• [Data supplied]:

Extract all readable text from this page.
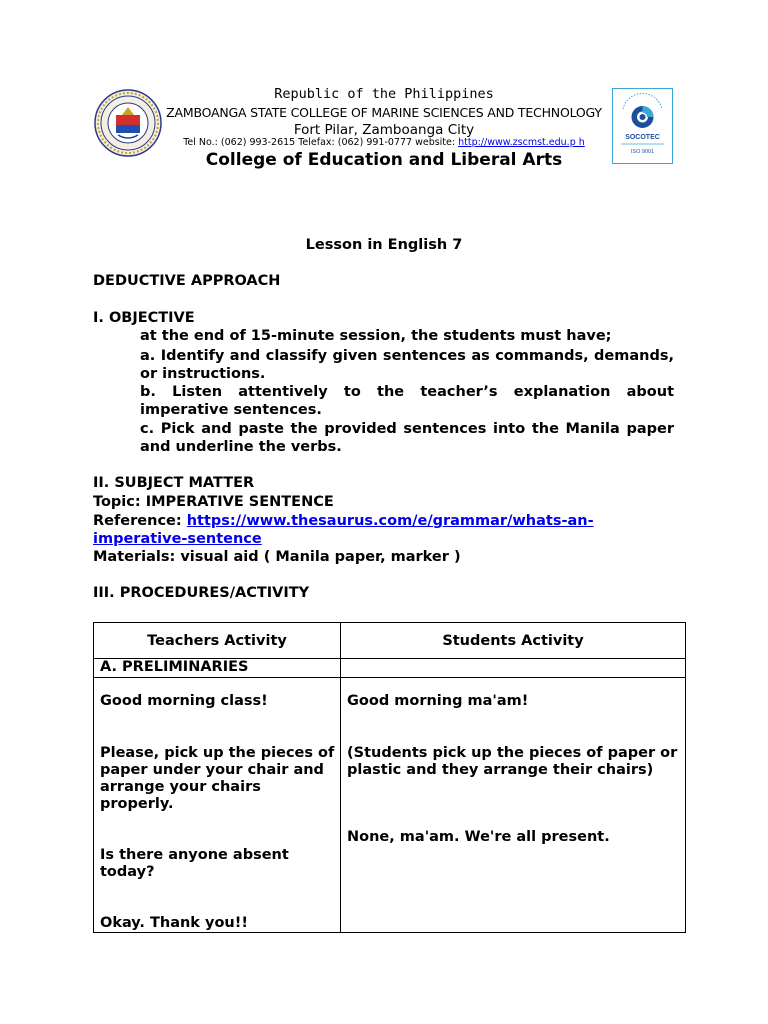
SOCOTEC
ISO 9001
Republic of the Philippines
ZAMBOANGA STATE COLLEGE OF MARINE SCIENCES AND TECHNOLOGY
Fort Pilar, Zamboanga City
Tel No.: (062) 993-2615 Telefax: (062) 991-0777 website: http://www.zscmst.edu.p h
College of Education and Liberal Arts
Lesson in English 7
DEDUCTIVE APPROACH
I. OBJECTIVE
at the end of 15-minute session, the students must have;
a. Identify and classify given sentences as commands, demands, or instructions.
b. Listen attentively to the teacher’s explanation about imperative sentences.
c. Pick and paste the provided sentences into the Manila paper and underline the verbs.
II. SUBJECT MATTER
Topic: IMPERATIVE SENTENCE
Reference: https://www.thesaurus.com/e/grammar/whats-an-
imperative-sentence
Materials: visual aid ( Manila paper, marker )
III. PROCEDURES/ACTIVITY
Teachers Activity	Students Activity
A. PRELIMINARIES
Good morning class!
Please, pick up the pieces of paper under your chair and arrange your chairs properly.
Is there anyone absent today?
Okay. Thank you!!
Good morning ma'am!
(Students pick up the pieces of paper or plastic and they arrange their chairs)
None, ma'am. We're all present.
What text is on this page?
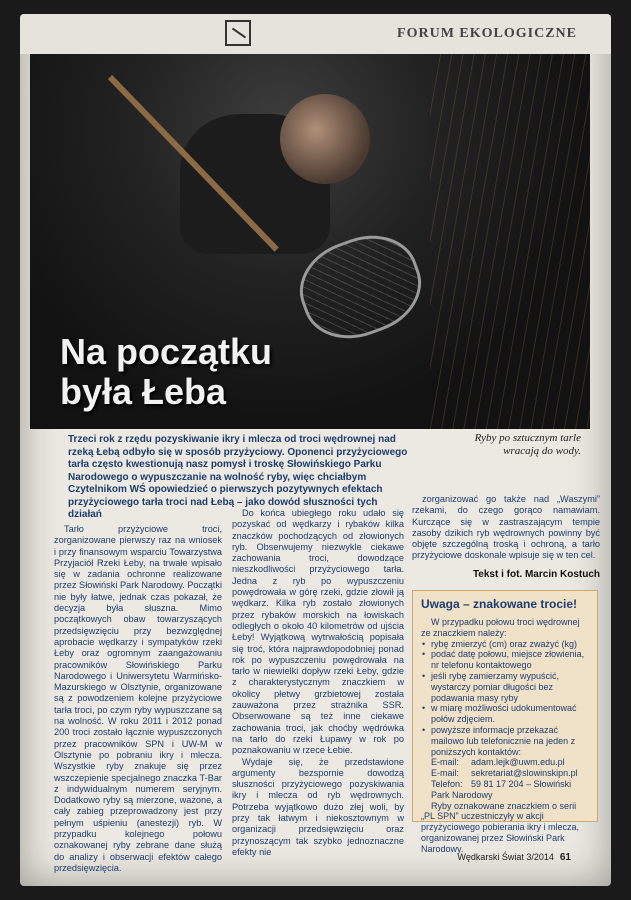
FORUM EKOLOGICZNE
Na początku
była Łeba

Trzeci rok z rzędu pozyskiwanie ikry i mlecza od troci wędrownej nad rzeką Łebą odbyło się w sposób przyżyciowy. Oponenci przyżyciowego tarła często kwestionują nasz pomysł i troskę Słowińskiego Parku Narodowego o wypuszczanie na wolność ryby, więc chciałbym Czytelnikom WŚ opowiedzieć o pierwszych pozytywnych efektach przyżyciowego tarła troci nad Łebą – jako dowód słuszności tych działań

Ryby po sztucznym tarle
wracają do wody.

Tarło przyżyciowe troci, zorganizowane pierwszy raz na wniosek i przy finansowym wsparciu Towarzystwa Przyjaciół Rzeki Łeby, na trwałe wpisało się w zadania ochronne realizowane przez Słowiński Park Narodowy. Początki nie były łatwe, jednak czas pokazał, że decyzja była słuszna. Mimo początkowych obaw towarzyszących przedsięwzięciu przy bezwzględnej aprobacie wędkarzy i sympatyków rzeki Łeby oraz ogromnym zaangażowaniu pracowników Słowińskiego Parku Narodowego i Uniwersytetu Warmińsko-Mazurskiego w Olsztynie, organizowane są z powodzeniem kolejne przyżyciowe tarła troci, po czym ryby wypuszczane są na wolność. W roku 2011 i 2012 ponad 200 troci zostało łącznie wypuszczonych przez pracowników SPN i UW-M w Olsztynie po pobraniu ikry i mlecza. Wszystkie ryby znakuje się przez wszczepienie specjalnego znaczka T-Bar z indywidualnym numerem seryjnym. Dodatkowo ryby są mierzone, ważone, a cały zabieg przeprowadzony jest przy pełnym uśpieniu (anestezji) ryb. W przypadku kolejnego połowu oznakowanej ryby zebrane dane służą do analizy i obserwacji efektów całego przedsięwzięcia.

Do końca ubiegłego roku udało się pozyskać od wędkarzy i rybaków kilka znaczków pochodzących od złowionych ryb. Obserwujemy niezwykle ciekawe zachowania troci, dowodzące nieszkodliwości przyżyciowego tarła. Jedna z ryb po wypuszczeniu powędrowała w górę rzeki, gdzie złowił ją wędkarz. Kilka ryb zostało złowionych przez rybaków morskich na łowiskach odległych o około 40 kilometrów od ujścia Łeby! Wyjątkową wytrwałością popisała się troć, która najprawdopodobniej ponad rok po wypuszczeniu powędrowała na tarło w niewielki dopływ rzeki Łeby, gdzie z charakterystycznym znaczkiem w okolicy płetwy grzbietowej została zauważona przez strażnika SSR. Obserwowane są też inne ciekawe zachowania troci, jak choćby wędrówka na tarło do rzeki Łupawy w rok po poznakowaniu w rzece Łebie.

Wydaje się, że przedstawione argumenty bezspornie dowodzą słuszności przyżyciowego pozyskiwania ikry i mlecza od ryb wędrownych. Potrzeba wyjątkowo dużo złej woli, by przy tak łatwym i niekosztownym w organizacji przedsięwzięciu oraz przynoszącym tak szybko jednoznaczne efekty nie

zorganizować go także nad „Waszymi” rzekami, do czego gorąco namawiam. Kurczące się w zastraszającym tempie zasoby dzikich ryb wędrownych powinny być objęte szczególną troską i ochroną, a tarło przyżyciowe doskonale wpisuje się w ten cel.

Tekst i fot. Marcin Kostuch
Uwaga – znakowane trocie!

W przypadku połowu troci wędrownej ze znaczkiem należy:

• rybę zmierzyć (cm) oraz zważyć (kg)
• podać datę połowu, miejsce złowienia, nr telefonu kontaktowego
• jeśli rybę zamierzamy wypuścić, wystarczy pomiar długości bez podawania masy ryby
• w miarę możliwości udokumentować połów zdjęciem.
• powyższe informacje przekazać mailowo lub telefonicznie na jeden z poniższych kontaktów:
E-mail: adam.lejk@uwm.edu.pl
E-mail: sekretariat@slowinskipn.pl
Telefon: 59 81 17 204 – Słowiński Park Narodowy

Ryby oznakowane znaczkiem o serii „PL SPN” uczestniczyły w akcji przyżyciowego pobierania ikry i mlecza, organizowanej przez Słowiński Park Narodowy.

Wędkarski Świat 3/2014 61
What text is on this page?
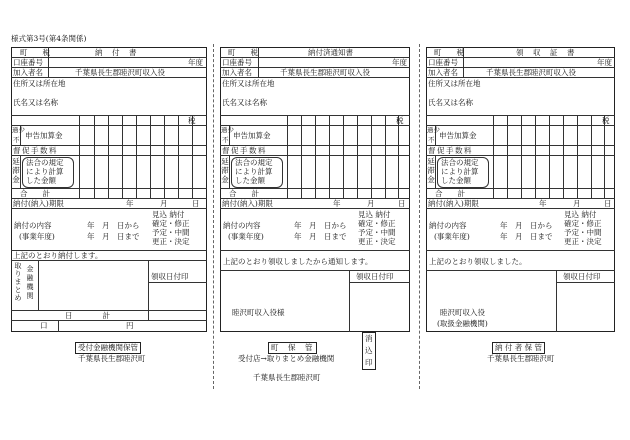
様式第3号(第4条関係)
町　　税	納　付　書
口座番号	年度
加入者名	千葉県長生郡睦沢町収入役
住所又は所在地
氏名又は名称
税
過少
不 申告加算金
督促手数料
延滞金
法合の規定
により計算
した金額
合　　計
納付(納入)期限	年	月	日
納付の内容
(事業年度)
年　月　日から
年　月　日まで
見込 納付
確定・修正
予定・中間
更正・決定
上記のとおり納付します。
取りまとめ
金融機関
領収日付印
日　　　　計
口	円
受付金融機関保管
千葉県長生郡睦沢町
町　　税	納付済通知書
口座番号	年度
加入者名	千葉県長生郡睦沢町収入役
住所又は所在地
氏名又は名称
税
過少
不 申告加算金
督促手数料
延滞金
法合の規定
により計算
した金額
合　　計
納付(納入)期限	年	月	日
納付の内容
(事業年度)
年　月　日から
年　月　日まで
見込 納付
確定・修正
予定・中間
更正・決定
上記のとおり領収しましたから通知します。
領収日付印
睦沢町収入役様
消
込
印
町　保　管
受付店→取りまとめ金融機関
千葉県長生郡睦沢町
町　　税	領　収　証　書
口座番号	年度
加入者名	千葉県長生郡睦沢町収入役
住所又は所在地
氏名又は名称
税
過少
不 申告加算金
督促手数料
延滞金
法合の規定
により計算
した金額
合　　計
納付(納入)期限	年	月	日
納付の内容
(事業年度)
年　月　日から
年　月　日まで
見込 納付
確定・修正
予定・中間
更正・決定
上記のとおり領収しました。
領収日付印
睦沢町収入役
(取扱金融機関)
納 付 者 保 管
千葉県長生郡睦沢町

• [Task goal]: Quote the records in their entirety, keeping the wording exact and excluding pictures.

• [Solution for this problem]:
Extract all readable text from this page.
SOCOTEC
ISO 9001
Republic of the Philippines
ZAMBOANGA STATE COLLEGE OF MARINE SCIENCES AND TECHNOLOGY
Fort Pilar, Zamboanga City
Tel No.: (062) 993-2615 Telefax: (062) 991-0777 website: http://www.zscmst.edu.p h
College of Education and Liberal Arts
Lesson in English 7
DEDUCTIVE APPROACH
I. OBJECTIVE
at the end of 15-minute session, the students must have;
a. Identify and classify given sentences as commands, demands, or instructions.
b. Listen attentively to the teacher’s explanation about imperative sentences.
c. Pick and paste the provided sentences into the Manila paper and underline the verbs.
II. SUBJECT MATTER
Topic: IMPERATIVE SENTENCE
Reference: https://www.thesaurus.com/e/grammar/whats-an-
imperative-sentence
Materials: visual aid ( Manila paper, marker )
III. PROCEDURES/ACTIVITY
Teachers Activity	Students Activity
A. PRELIMINARIES
Good morning class!
Please, pick up the pieces of paper under your chair and arrange your chairs properly.
Is there anyone absent today?
Okay. Thank you!!
Good morning ma'am!
(Students pick up the pieces of paper or plastic and they arrange their chairs)
None, ma'am. We're all present.
What text is on this page?
FORUM EKOLOGICZNE
Na początku
była Łeba

Trzeci rok z rzędu pozyskiwanie ikry i mlecza od troci wędrownej nad rzeką Łebą odbyło się w sposób przyżyciowy. Oponenci przyżyciowego tarła często kwestionują nasz pomysł i troskę Słowińskiego Parku Narodowego o wypuszczanie na wolność ryby, więc chciałbym Czytelnikom WŚ opowiedzieć o pierwszych pozytywnych efektach przyżyciowego tarła troci nad Łebą – jako dowód słuszności tych działań

Ryby po sztucznym tarle
wracają do wody.

Tarło przyżyciowe troci, zorganizowane pierwszy raz na wniosek i przy finansowym wsparciu Towarzystwa Przyjaciół Rzeki Łeby, na trwałe wpisało się w zadania ochronne realizowane przez Słowiński Park Narodowy. Początki nie były łatwe, jednak czas pokazał, że decyzja była słuszna. Mimo początkowych obaw towarzyszących przedsięwzięciu przy bezwzględnej aprobacie wędkarzy i sympatyków rzeki Łeby oraz ogromnym zaangażowaniu pracowników Słowińskiego Parku Narodowego i Uniwersytetu Warmińsko-Mazurskiego w Olsztynie, organizowane są z powodzeniem kolejne przyżyciowe tarła troci, po czym ryby wypuszczane są na wolność. W roku 2011 i 2012 ponad 200 troci zostało łącznie wypuszczonych przez pracowników SPN i UW-M w Olsztynie po pobraniu ikry i mlecza. Wszystkie ryby znakuje się przez wszczepienie specjalnego znaczka T-Bar z indywidualnym numerem seryjnym. Dodatkowo ryby są mierzone, ważone, a cały zabieg przeprowadzony jest przy pełnym uśpieniu (anestezji) ryb. W przypadku kolejnego połowu oznakowanej ryby zebrane dane służą do analizy i obserwacji efektów całego przedsięwzięcia.

Do końca ubiegłego roku udało się pozyskać od wędkarzy i rybaków kilka znaczków pochodzących od złowionych ryb. Obserwujemy niezwykle ciekawe zachowania troci, dowodzące nieszkodliwości przyżyciowego tarła. Jedna z ryb po wypuszczeniu powędrowała w górę rzeki, gdzie złowił ją wędkarz. Kilka ryb zostało złowionych przez rybaków morskich na łowiskach odległych o około 40 kilometrów od ujścia Łeby! Wyjątkową wytrwałością popisała się troć, która najprawdopodobniej ponad rok po wypuszczeniu powędrowała na tarło w niewielki dopływ rzeki Łeby, gdzie z charakterystycznym znaczkiem w okolicy płetwy grzbietowej została zauważona przez strażnika SSR. Obserwowane są też inne ciekawe zachowania troci, jak choćby wędrówka na tarło do rzeki Łupawy w rok po poznakowaniu w rzece Łebie.

Wydaje się, że przedstawione argumenty bezspornie dowodzą słuszności przyżyciowego pozyskiwania ikry i mlecza od ryb wędrownych. Potrzeba wyjątkowo dużo złej woli, by przy tak łatwym i niekosztownym w organizacji przedsięwzięciu oraz przynoszącym tak szybko jednoznaczne efekty nie

zorganizować go także nad „Waszymi” rzekami, do czego gorąco namawiam. Kurczące się w zastraszającym tempie zasoby dzikich ryb wędrownych powinny być objęte szczególną troską i ochroną, a tarło przyżyciowe doskonale wpisuje się w ten cel.

Tekst i fot. Marcin Kostuch
Uwaga – znakowane trocie!

W przypadku połowu troci wędrownej ze znaczkiem należy:

• rybę zmierzyć (cm) oraz zważyć (kg)
• podać datę połowu, miejsce złowienia, nr telefonu kontaktowego
• jeśli rybę zamierzamy wypuścić, wystarczy pomiar długości bez podawania masy ryby
• w miarę możliwości udokumentować połów zdjęciem.
• powyższe informacje przekazać mailowo lub telefonicznie na jeden z poniższych kontaktów:
E-mail: adam.lejk@uwm.edu.pl
E-mail: sekretariat@slowinskipn.pl
Telefon: 59 81 17 204 – Słowiński Park Narodowy

Ryby oznakowane znaczkiem o serii „PL SPN” uczestniczyły w akcji przyżyciowego pobierania ikry i mlecza, organizowanej przez Słowiński Park Narodowy.

Wędkarski Świat 3/2014 61
What text is on this page?
様式第3号(第4条関係)
町　　税	納　付　書
口座番号	年度
加入者名	千葉県長生郡睦沢町収入役
住所又は所在地
氏名又は名称
税
過少
不 申告加算金
督促手数料
延滞金
法合の規定
により計算
した金額
合　　計
納付(納入)期限	年	月	日
納付の内容
(事業年度)
年　月　日から
年　月　日まで
見込 納付
確定・修正
予定・中間
更正・決定
上記のとおり納付します。
取りまとめ
金融機関
領収日付印
日　　　　計
口	円
受付金融機関保管
千葉県長生郡睦沢町
町　　税	納付済通知書
口座番号	年度
加入者名	千葉県長生郡睦沢町収入役
住所又は所在地
氏名又は名称
税
過少
不 申告加算金
督促手数料
延滞金
法合の規定
により計算
した金額
合　　計
納付(納入)期限	年	月	日
納付の内容
(事業年度)
年　月　日から
年　月　日まで
見込 納付
確定・修正
予定・中間
更正・決定
上記のとおり領収しましたから通知します。
領収日付印
睦沢町収入役様
消
込
印
町　保　管
受付店→取りまとめ金融機関
千葉県長生郡睦沢町
町　　税	領　収　証　書
口座番号	年度
加入者名	千葉県長生郡睦沢町収入役
住所又は所在地
氏名又は名称
税
過少
不 申告加算金
督促手数料
延滞金
法合の規定
により計算
した金額
合　　計
納付(納入)期限	年	月	日
納付の内容
(事業年度)
年　月　日から
年　月　日まで
見込 納付
確定・修正
予定・中間
更正・決定
上記のとおり領収しました。
領収日付印
睦沢町収入役
(取扱金融機関)
納 付 者 保 管
千葉県長生郡睦沢町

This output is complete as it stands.